* EXERCISE PROMPT: The answer is the number of lines in the data that contain the word "than"; give it alone.

*** INFORMATION GIVEN ***

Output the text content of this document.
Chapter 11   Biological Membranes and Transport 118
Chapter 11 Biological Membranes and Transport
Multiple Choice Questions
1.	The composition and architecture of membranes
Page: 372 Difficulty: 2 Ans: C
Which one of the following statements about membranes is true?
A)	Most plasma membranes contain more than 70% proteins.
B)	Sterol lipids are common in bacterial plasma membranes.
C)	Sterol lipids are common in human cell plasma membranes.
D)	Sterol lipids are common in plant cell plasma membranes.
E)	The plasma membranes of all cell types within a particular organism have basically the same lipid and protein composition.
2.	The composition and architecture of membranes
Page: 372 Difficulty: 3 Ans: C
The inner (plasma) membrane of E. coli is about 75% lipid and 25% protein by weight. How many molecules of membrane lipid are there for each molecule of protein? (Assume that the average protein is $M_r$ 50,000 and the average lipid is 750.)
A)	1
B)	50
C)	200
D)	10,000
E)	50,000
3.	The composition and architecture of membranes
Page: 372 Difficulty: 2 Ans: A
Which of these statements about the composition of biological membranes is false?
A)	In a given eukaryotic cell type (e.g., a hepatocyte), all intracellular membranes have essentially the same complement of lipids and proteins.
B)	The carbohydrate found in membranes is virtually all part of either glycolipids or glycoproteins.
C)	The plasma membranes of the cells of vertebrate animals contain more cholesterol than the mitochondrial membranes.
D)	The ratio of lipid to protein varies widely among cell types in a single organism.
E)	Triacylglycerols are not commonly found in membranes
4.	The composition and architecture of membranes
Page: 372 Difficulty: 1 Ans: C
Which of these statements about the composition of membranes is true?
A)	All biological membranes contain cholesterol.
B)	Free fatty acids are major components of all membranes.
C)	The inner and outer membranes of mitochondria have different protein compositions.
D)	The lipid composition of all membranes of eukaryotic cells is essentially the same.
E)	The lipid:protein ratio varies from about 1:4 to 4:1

*** End of INFORMATION GIVEN ***

* YOUR SOLUTION: 2